• **Short task**
Print all of the entries exactly, minus the pictures.

(Items from a figure collection)
** Begin **

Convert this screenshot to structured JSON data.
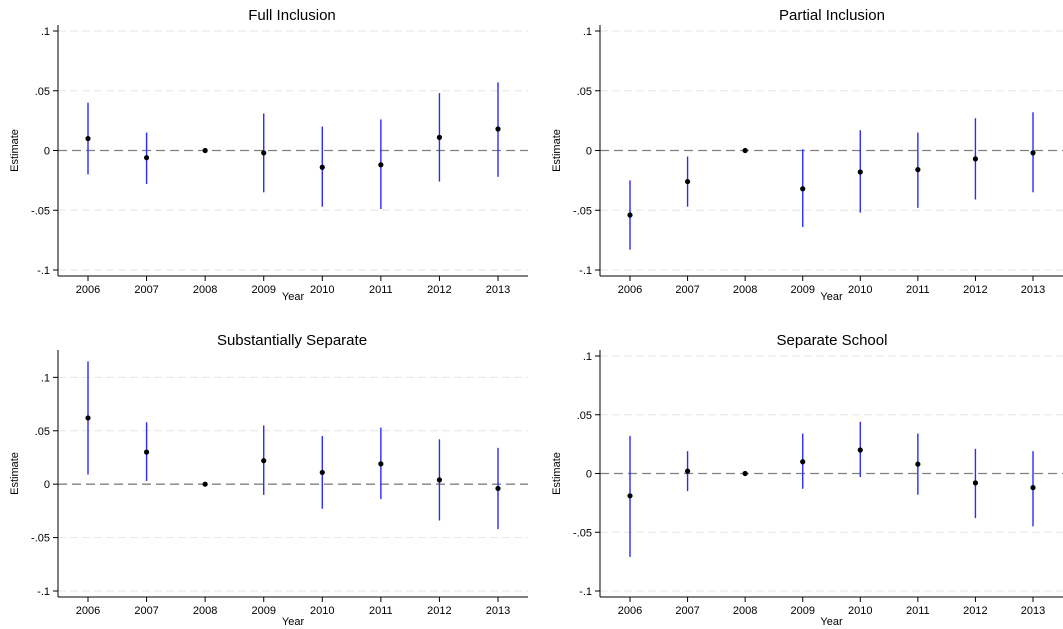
{
  "chart_data": [
    {
      "type": "scatter",
      "title": "Full Inclusion",
      "xlabel": "Year",
      "ylabel": "Estimate",
      "categories": [
        "2006",
        "2007",
        "2008",
        "2009",
        "2010",
        "2011",
        "2012",
        "2013"
      ],
      "estimates": [
        0.01,
        -0.006,
        0.0,
        -0.002,
        -0.014,
        -0.012,
        0.011,
        0.018
      ],
      "ci_low": [
        -0.02,
        -0.028,
        0.0,
        -0.035,
        -0.047,
        -0.049,
        -0.026,
        -0.022
      ],
      "ci_high": [
        0.04,
        0.015,
        0.0,
        0.031,
        0.02,
        0.026,
        0.048,
        0.057
      ],
      "ylim": [
        -0.1,
        0.1
      ],
      "yticks": [
        -0.1,
        -0.05,
        0,
        0.05,
        0.1
      ],
      "ytick_labels": [
        "-.1",
        "-.05",
        "0",
        ".05",
        ".1"
      ],
      "grid": true,
      "reference_line": 0
    },
    {
      "type": "scatter",
      "title": "Partial Inclusion",
      "xlabel": "Year",
      "ylabel": "Estimate",
      "categories": [
        "2006",
        "2007",
        "2008",
        "2009",
        "2010",
        "2011",
        "2012",
        "2013"
      ],
      "estimates": [
        -0.054,
        -0.026,
        0.0,
        -0.032,
        -0.018,
        -0.016,
        -0.007,
        -0.002
      ],
      "ci_low": [
        -0.083,
        -0.047,
        0.0,
        -0.064,
        -0.052,
        -0.048,
        -0.041,
        -0.035
      ],
      "ci_high": [
        -0.025,
        -0.005,
        0.0,
        0.001,
        0.017,
        0.015,
        0.027,
        0.032
      ],
      "ylim": [
        -0.1,
        0.1
      ],
      "yticks": [
        -0.1,
        -0.05,
        0,
        0.05,
        0.1
      ],
      "ytick_labels": [
        "-.1",
        "-.05",
        "0",
        ".05",
        ".1"
      ],
      "grid": true,
      "reference_line": 0
    },
    {
      "type": "scatter",
      "title": "Substantially Separate",
      "xlabel": "Year",
      "ylabel": "Estimate",
      "categories": [
        "2006",
        "2007",
        "2008",
        "2009",
        "2010",
        "2011",
        "2012",
        "2013"
      ],
      "estimates": [
        0.062,
        0.03,
        0.0,
        0.022,
        0.011,
        0.019,
        0.004,
        -0.004
      ],
      "ci_low": [
        0.009,
        0.003,
        0.0,
        -0.01,
        -0.023,
        -0.014,
        -0.034,
        -0.042
      ],
      "ci_high": [
        0.115,
        0.058,
        0.0,
        0.055,
        0.045,
        0.053,
        0.042,
        0.034
      ],
      "ylim": [
        -0.1,
        0.12
      ],
      "yticks": [
        -0.1,
        -0.05,
        0,
        0.05,
        0.1
      ],
      "ytick_labels": [
        "-.1",
        "-.05",
        "0",
        ".05",
        ".1"
      ],
      "grid": true,
      "reference_line": 0
    },
    {
      "type": "scatter",
      "title": "Separate School",
      "xlabel": "Year",
      "ylabel": "Estimate",
      "categories": [
        "2006",
        "2007",
        "2008",
        "2009",
        "2010",
        "2011",
        "2012",
        "2013"
      ],
      "estimates": [
        -0.019,
        0.002,
        0.0,
        0.01,
        0.02,
        0.008,
        -0.008,
        -0.012
      ],
      "ci_low": [
        -0.071,
        -0.015,
        0.0,
        -0.013,
        -0.003,
        -0.018,
        -0.038,
        -0.045
      ],
      "ci_high": [
        0.032,
        0.019,
        0.0,
        0.034,
        0.044,
        0.034,
        0.021,
        0.019
      ],
      "ylim": [
        -0.1,
        0.1
      ],
      "yticks": [
        -0.1,
        -0.05,
        0,
        0.05,
        0.1
      ],
      "ytick_labels": [
        "-.1",
        "-.05",
        "0",
        ".05",
        ".1"
      ],
      "grid": true,
      "reference_line": 0
    }
  ],
  "colors": {
    "ci_line": "#2b2bff",
    "point": "#000000",
    "grid": "#e6e6e6",
    "reference_line": "#808080",
    "axis": "#000000"
  }
}
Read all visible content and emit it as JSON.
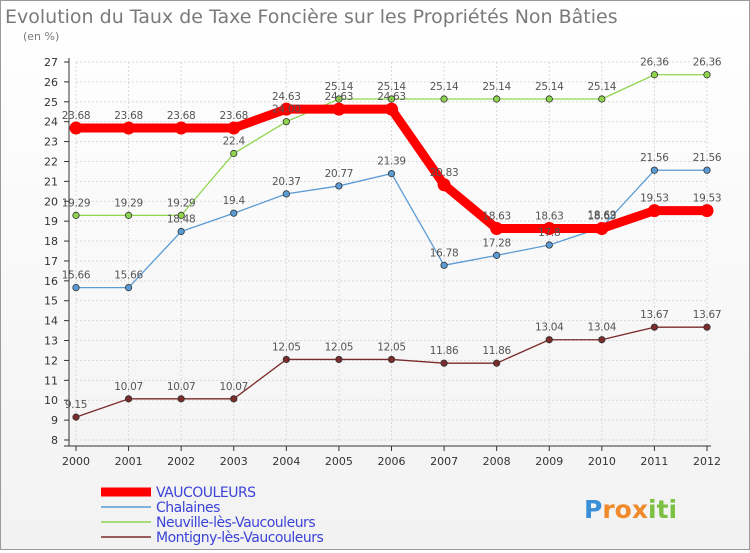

** End **

• **Task response**
Convert this screenshot to structured JSON data.
{
  "chart_data": [
    {
      "type": "scatter",
      "title": "Full Inclusion",
      "xlabel": "Year",
      "ylabel": "Estimate",
      "categories": [
        "2006",
        "2007",
        "2008",
        "2009",
        "2010",
        "2011",
        "2012",
        "2013"
      ],
      "estimates": [
        0.01,
        -0.006,
        0.0,
        -0.002,
        -0.014,
        -0.012,
        0.011,
        0.018
      ],
      "ci_low": [
        -0.02,
        -0.028,
        0.0,
        -0.035,
        -0.047,
        -0.049,
        -0.026,
        -0.022
      ],
      "ci_high": [
        0.04,
        0.015,
        0.0,
        0.031,
        0.02,
        0.026,
        0.048,
        0.057
      ],
      "ylim": [
        -0.1,
        0.1
      ],
      "yticks": [
        -0.1,
        -0.05,
        0,
        0.05,
        0.1
      ],
      "ytick_labels": [
        "-.1",
        "-.05",
        "0",
        ".05",
        ".1"
      ],
      "grid": true,
      "reference_line": 0
    },
    {
      "type": "scatter",
      "title": "Partial Inclusion",
      "xlabel": "Year",
      "ylabel": "Estimate",
      "categories": [
        "2006",
        "2007",
        "2008",
        "2009",
        "2010",
        "2011",
        "2012",
        "2013"
      ],
      "estimates": [
        -0.054,
        -0.026,
        0.0,
        -0.032,
        -0.018,
        -0.016,
        -0.007,
        -0.002
      ],
      "ci_low": [
        -0.083,
        -0.047,
        0.0,
        -0.064,
        -0.052,
        -0.048,
        -0.041,
        -0.035
      ],
      "ci_high": [
        -0.025,
        -0.005,
        0.0,
        0.001,
        0.017,
        0.015,
        0.027,
        0.032
      ],
      "ylim": [
        -0.1,
        0.1
      ],
      "yticks": [
        -0.1,
        -0.05,
        0,
        0.05,
        0.1
      ],
      "ytick_labels": [
        "-.1",
        "-.05",
        "0",
        ".05",
        ".1"
      ],
      "grid": true,
      "reference_line": 0
    },
    {
      "type": "scatter",
      "title": "Substantially Separate",
      "xlabel": "Year",
      "ylabel": "Estimate",
      "categories": [
        "2006",
        "2007",
        "2008",
        "2009",
        "2010",
        "2011",
        "2012",
        "2013"
      ],
      "estimates": [
        0.062,
        0.03,
        0.0,
        0.022,
        0.011,
        0.019,
        0.004,
        -0.004
      ],
      "ci_low": [
        0.009,
        0.003,
        0.0,
        -0.01,
        -0.023,
        -0.014,
        -0.034,
        -0.042
      ],
      "ci_high": [
        0.115,
        0.058,
        0.0,
        0.055,
        0.045,
        0.053,
        0.042,
        0.034
      ],
      "ylim": [
        -0.1,
        0.12
      ],
      "yticks": [
        -0.1,
        -0.05,
        0,
        0.05,
        0.1
      ],
      "ytick_labels": [
        "-.1",
        "-.05",
        "0",
        ".05",
        ".1"
      ],
      "grid": true,
      "reference_line": 0
    },
    {
      "type": "scatter",
      "title": "Separate School",
      "xlabel": "Year",
      "ylabel": "Estimate",
      "categories": [
        "2006",
        "2007",
        "2008",
        "2009",
        "2010",
        "2011",
        "2012",
        "2013"
      ],
      "estimates": [
        -0.019,
        0.002,
        0.0,
        0.01,
        0.02,
        0.008,
        -0.008,
        -0.012
      ],
      "ci_low": [
        -0.071,
        -0.015,
        0.0,
        -0.013,
        -0.003,
        -0.018,
        -0.038,
        -0.045
      ],
      "ci_high": [
        0.032,
        0.019,
        0.0,
        0.034,
        0.044,
        0.034,
        0.021,
        0.019
      ],
      "ylim": [
        -0.1,
        0.1
      ],
      "yticks": [
        -0.1,
        -0.05,
        0,
        0.05,
        0.1
      ],
      "ytick_labels": [
        "-.1",
        "-.05",
        "0",
        ".05",
        ".1"
      ],
      "grid": true,
      "reference_line": 0
    }
  ],
  "colors": {
    "ci_line": "#2b2bff",
    "point": "#000000",
    "grid": "#e6e6e6",
    "reference_line": "#808080",
    "axis": "#000000"
  }
}
Read all visible content and emit it as JSON.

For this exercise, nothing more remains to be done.